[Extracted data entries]
• • • • • • •
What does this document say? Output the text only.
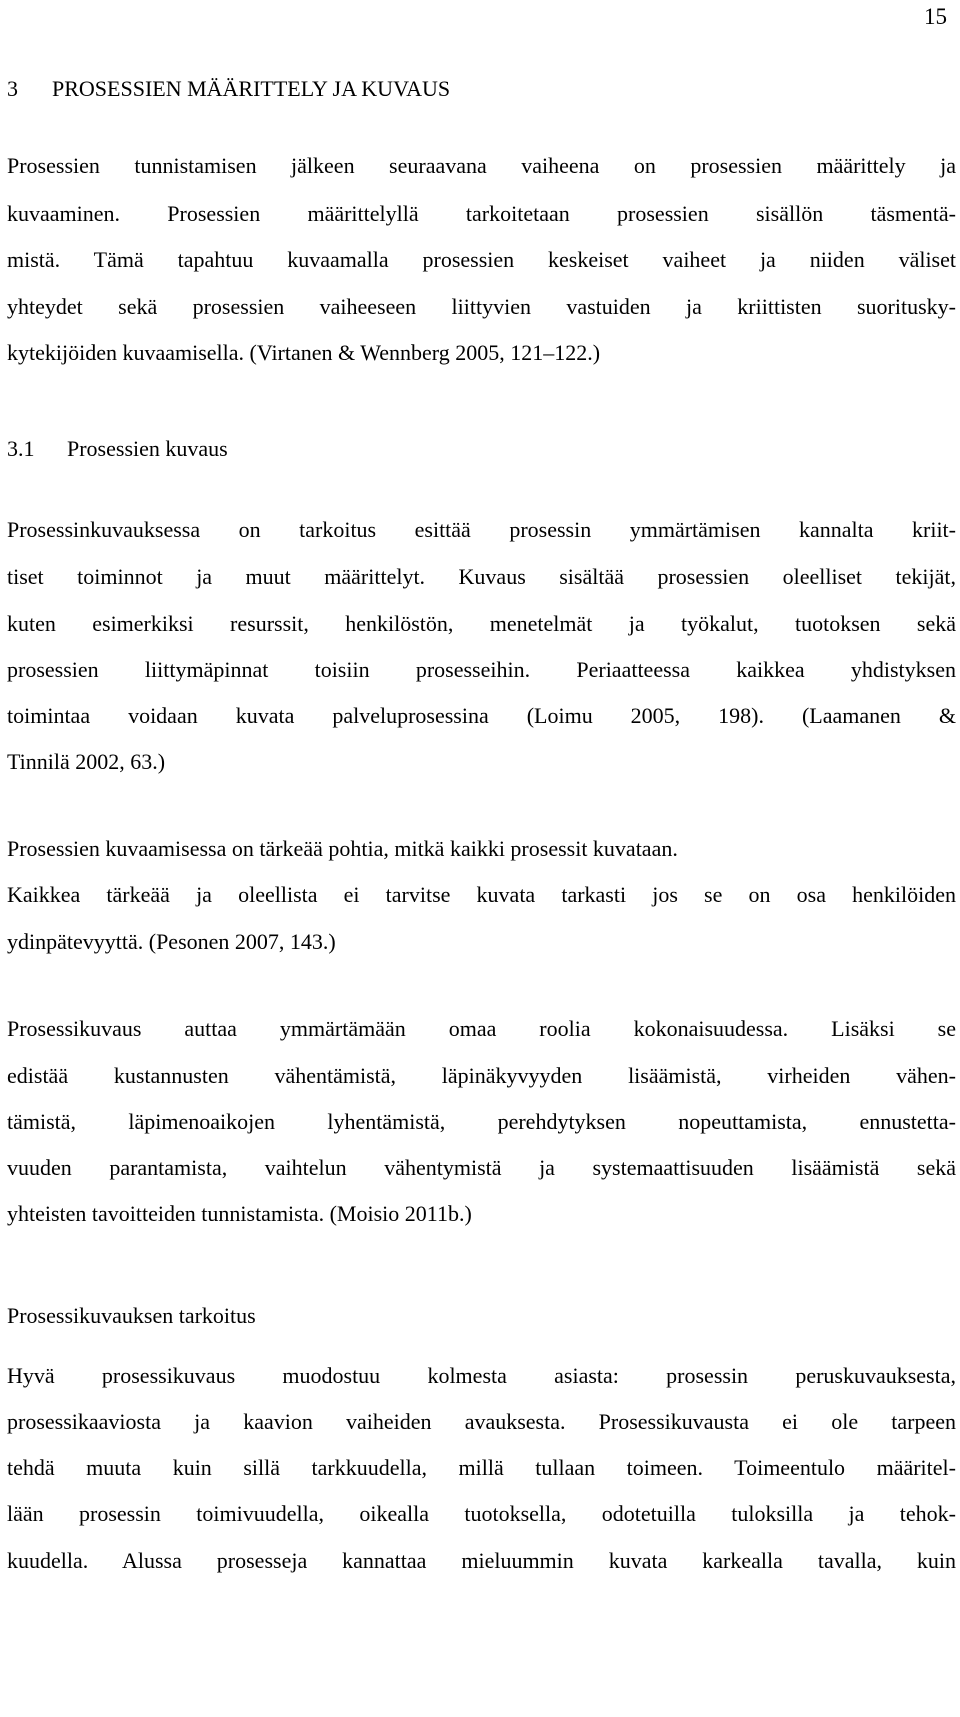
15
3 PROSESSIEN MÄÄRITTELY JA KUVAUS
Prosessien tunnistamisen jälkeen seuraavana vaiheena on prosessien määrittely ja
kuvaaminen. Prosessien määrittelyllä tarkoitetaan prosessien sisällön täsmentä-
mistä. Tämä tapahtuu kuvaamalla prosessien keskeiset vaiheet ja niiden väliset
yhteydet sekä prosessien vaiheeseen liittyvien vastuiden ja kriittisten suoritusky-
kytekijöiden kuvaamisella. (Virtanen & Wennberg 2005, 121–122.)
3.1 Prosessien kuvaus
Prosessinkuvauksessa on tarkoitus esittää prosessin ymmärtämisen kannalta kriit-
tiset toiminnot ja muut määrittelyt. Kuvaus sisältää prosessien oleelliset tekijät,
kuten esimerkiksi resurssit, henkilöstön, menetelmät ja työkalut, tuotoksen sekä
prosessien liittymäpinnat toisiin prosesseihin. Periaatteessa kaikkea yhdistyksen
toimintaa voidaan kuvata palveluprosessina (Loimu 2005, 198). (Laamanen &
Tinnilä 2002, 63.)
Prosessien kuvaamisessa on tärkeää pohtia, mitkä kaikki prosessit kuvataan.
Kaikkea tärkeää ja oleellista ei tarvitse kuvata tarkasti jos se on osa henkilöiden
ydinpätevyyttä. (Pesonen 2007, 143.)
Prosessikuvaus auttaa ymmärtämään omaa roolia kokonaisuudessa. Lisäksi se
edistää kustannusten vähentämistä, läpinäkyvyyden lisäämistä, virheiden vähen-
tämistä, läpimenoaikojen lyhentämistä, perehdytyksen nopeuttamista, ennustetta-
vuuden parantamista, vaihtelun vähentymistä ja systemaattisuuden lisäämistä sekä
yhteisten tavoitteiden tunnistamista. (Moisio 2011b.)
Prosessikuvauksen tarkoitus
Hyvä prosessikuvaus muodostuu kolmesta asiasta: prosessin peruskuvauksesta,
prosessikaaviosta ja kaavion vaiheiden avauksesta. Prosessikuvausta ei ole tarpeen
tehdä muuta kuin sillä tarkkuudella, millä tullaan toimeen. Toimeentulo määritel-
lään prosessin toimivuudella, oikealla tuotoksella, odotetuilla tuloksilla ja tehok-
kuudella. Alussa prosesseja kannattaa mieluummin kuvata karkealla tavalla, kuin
• • • • • • •
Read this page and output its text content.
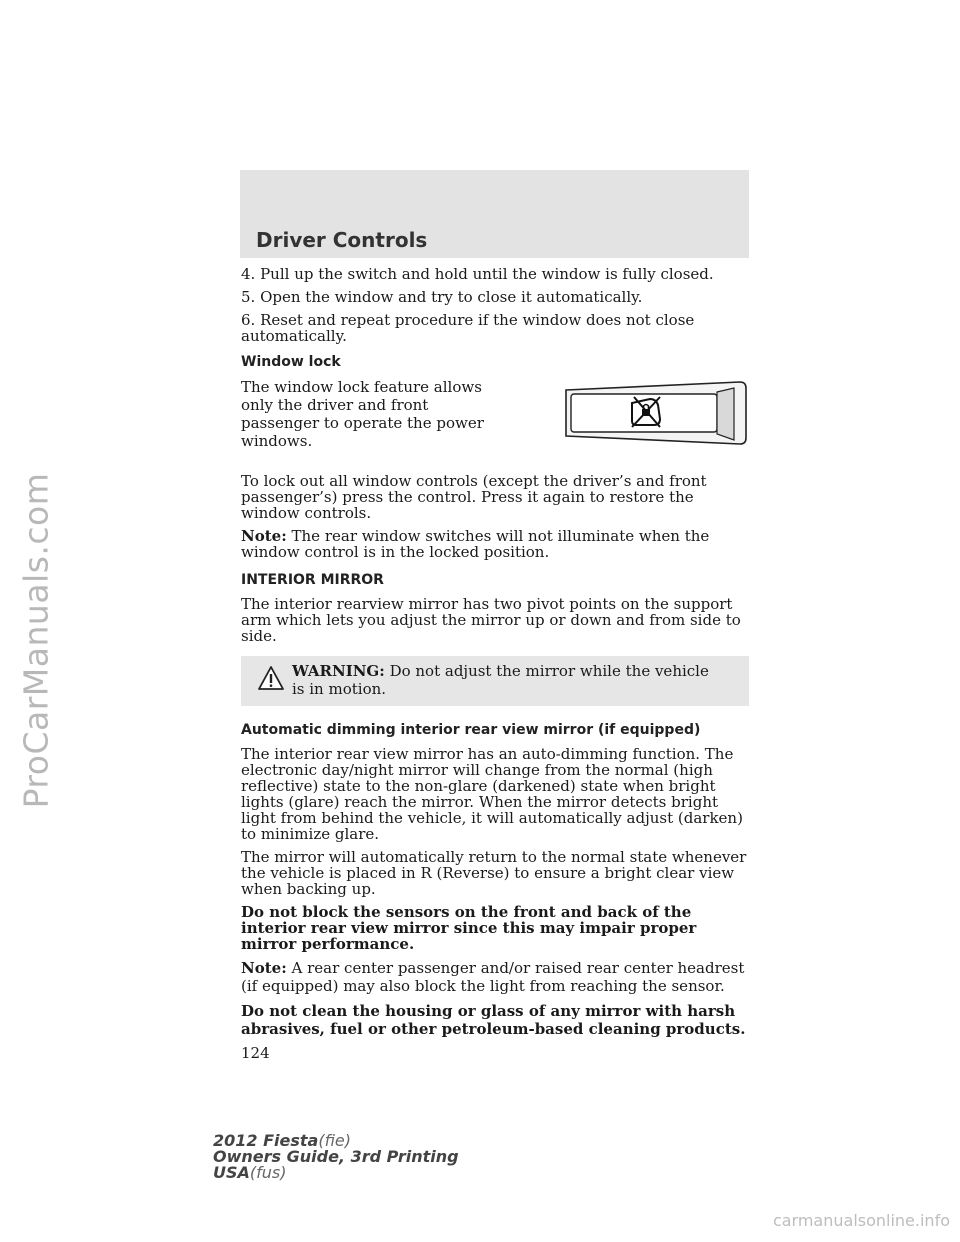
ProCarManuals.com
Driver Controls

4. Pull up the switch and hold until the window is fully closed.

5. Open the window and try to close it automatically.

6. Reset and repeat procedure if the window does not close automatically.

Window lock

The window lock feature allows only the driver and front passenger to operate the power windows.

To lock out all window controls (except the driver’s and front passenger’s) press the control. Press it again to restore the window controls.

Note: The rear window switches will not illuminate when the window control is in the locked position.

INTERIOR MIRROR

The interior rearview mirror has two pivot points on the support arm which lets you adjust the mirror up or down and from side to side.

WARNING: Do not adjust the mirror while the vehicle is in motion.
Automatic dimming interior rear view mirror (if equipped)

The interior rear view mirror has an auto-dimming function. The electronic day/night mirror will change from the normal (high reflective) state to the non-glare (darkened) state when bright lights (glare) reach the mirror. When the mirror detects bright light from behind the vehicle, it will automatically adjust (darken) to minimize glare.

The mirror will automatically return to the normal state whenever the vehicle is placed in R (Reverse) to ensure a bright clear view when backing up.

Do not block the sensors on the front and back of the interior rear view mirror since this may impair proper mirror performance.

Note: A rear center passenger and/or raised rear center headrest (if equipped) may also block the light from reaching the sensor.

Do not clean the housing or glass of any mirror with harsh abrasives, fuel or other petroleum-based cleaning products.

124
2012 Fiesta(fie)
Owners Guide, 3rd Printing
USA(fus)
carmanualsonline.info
• • • • • • •
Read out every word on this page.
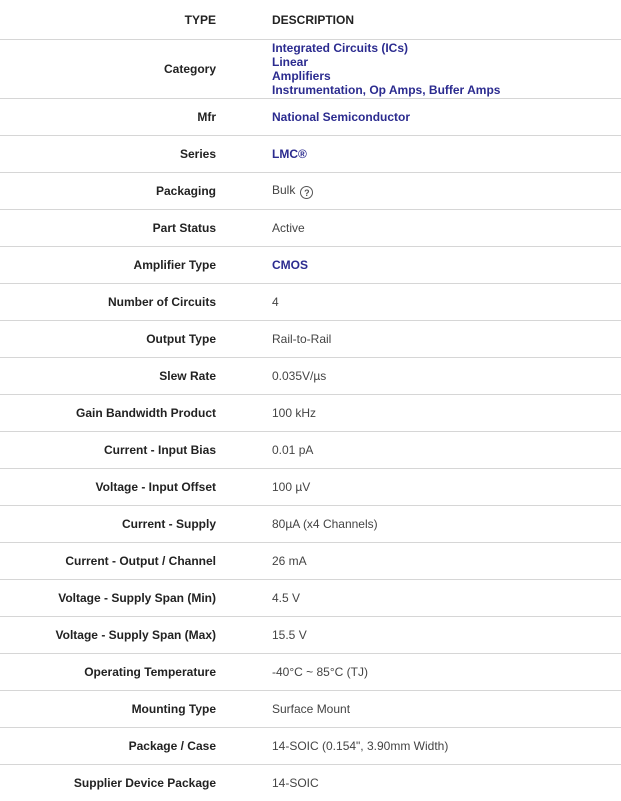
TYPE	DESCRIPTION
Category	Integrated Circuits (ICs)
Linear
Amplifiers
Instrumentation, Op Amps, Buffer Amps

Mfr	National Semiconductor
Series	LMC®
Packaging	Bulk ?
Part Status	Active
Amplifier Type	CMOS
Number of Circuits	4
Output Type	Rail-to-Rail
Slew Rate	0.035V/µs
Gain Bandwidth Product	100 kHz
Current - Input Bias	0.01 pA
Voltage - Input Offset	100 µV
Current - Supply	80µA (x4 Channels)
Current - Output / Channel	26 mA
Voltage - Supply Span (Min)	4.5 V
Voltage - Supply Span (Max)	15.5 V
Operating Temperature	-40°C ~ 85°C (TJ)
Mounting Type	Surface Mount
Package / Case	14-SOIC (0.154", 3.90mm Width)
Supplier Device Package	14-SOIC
• • • • • • •
» **REQUIREMENTS**
Ascertain the number of lines in the entries that include the word "text", and report only that number.

» **RESULT**
2